● THE PROBLEM
Copy out every record below with complete accuracy.

Recorded data
- - - - -

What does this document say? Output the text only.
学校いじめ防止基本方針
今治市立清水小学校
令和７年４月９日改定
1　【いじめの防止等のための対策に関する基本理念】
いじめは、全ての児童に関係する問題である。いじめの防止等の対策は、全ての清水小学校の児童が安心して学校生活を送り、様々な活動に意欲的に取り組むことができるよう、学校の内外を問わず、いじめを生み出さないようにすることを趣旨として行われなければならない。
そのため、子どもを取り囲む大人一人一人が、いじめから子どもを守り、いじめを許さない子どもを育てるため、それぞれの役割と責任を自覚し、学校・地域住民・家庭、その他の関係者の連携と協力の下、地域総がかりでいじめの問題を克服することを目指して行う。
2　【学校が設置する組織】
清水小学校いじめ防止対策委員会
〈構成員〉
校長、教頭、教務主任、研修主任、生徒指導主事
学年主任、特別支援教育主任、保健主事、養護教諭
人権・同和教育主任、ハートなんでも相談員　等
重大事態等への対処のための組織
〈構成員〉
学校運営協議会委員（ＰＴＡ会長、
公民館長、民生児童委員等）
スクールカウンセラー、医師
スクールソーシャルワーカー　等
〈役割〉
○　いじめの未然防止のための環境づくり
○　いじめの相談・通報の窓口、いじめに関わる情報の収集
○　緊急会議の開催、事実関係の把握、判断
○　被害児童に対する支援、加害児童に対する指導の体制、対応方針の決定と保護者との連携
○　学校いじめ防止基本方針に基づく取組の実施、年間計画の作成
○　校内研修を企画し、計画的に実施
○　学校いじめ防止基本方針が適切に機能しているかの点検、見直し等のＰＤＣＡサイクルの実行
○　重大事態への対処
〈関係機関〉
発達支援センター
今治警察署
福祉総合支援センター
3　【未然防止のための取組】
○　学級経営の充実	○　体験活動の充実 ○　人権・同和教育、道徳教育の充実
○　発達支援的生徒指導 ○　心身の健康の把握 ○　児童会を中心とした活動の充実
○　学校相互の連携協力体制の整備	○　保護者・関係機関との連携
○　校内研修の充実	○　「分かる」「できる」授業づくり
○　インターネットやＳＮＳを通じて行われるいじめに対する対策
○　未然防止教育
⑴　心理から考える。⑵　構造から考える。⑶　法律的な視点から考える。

- - - - -

● RESULT OF THE EXERCISE
What does this document say? Output the text only.
学校いじめ防止基本方針
今治市立清水小学校
令和７年４月９日改定
1　【いじめの防止等のための対策に関する基本理念】
いじめは、全ての児童に関係する問題である。いじめの防止等の対策は、全ての清水小学校の児童が安心して学校生活を送り、様々な活動に意欲的に取り組むことができるよう、学校の内外を問わず、いじめを生み出さないようにすることを趣旨として行われなければならない。
そのため、子どもを取り囲む大人一人一人が、いじめから子どもを守り、いじめを許さない子どもを育てるため、それぞれの役割と責任を自覚し、学校・地域住民・家庭、その他の関係者の連携と協力の下、地域総がかりでいじめの問題を克服することを目指して行う。
2　【学校が設置する組織】
清水小学校いじめ防止対策委員会
〈構成員〉
校長、教頭、教務主任、研修主任、生徒指導主事
学年主任、特別支援教育主任、保健主事、養護教諭
人権・同和教育主任、ハートなんでも相談員　等
重大事態等への対処のための組織
〈構成員〉
学校運営協議会委員（ＰＴＡ会長、
公民館長、民生児童委員等）
スクールカウンセラー、医師
スクールソーシャルワーカー　等
〈役割〉
○　いじめの未然防止のための環境づくり
○　いじめの相談・通報の窓口、いじめに関わる情報の収集
○　緊急会議の開催、事実関係の把握、判断
○　被害児童に対する支援、加害児童に対する指導の体制、対応方針の決定と保護者との連携
○　学校いじめ防止基本方針に基づく取組の実施、年間計画の作成
○　校内研修を企画し、計画的に実施
○　学校いじめ防止基本方針が適切に機能しているかの点検、見直し等のＰＤＣＡサイクルの実行
○　重大事態への対処
〈関係機関〉
発達支援センター
今治警察署
福祉総合支援センター
3　【未然防止のための取組】
○　学級経営の充実	○　体験活動の充実 ○　人権・同和教育、道徳教育の充実
○　発達支援的生徒指導 ○　心身の健康の把握 ○　児童会を中心とした活動の充実
○　学校相互の連携協力体制の整備	○　保護者・関係機関との連携
○　校内研修の充実	○　「分かる」「できる」授業づくり
○　インターネットやＳＮＳを通じて行われるいじめに対する対策
○　未然防止教育
⑴　心理から考える。⑵　構造から考える。⑶　法律的な視点から考える。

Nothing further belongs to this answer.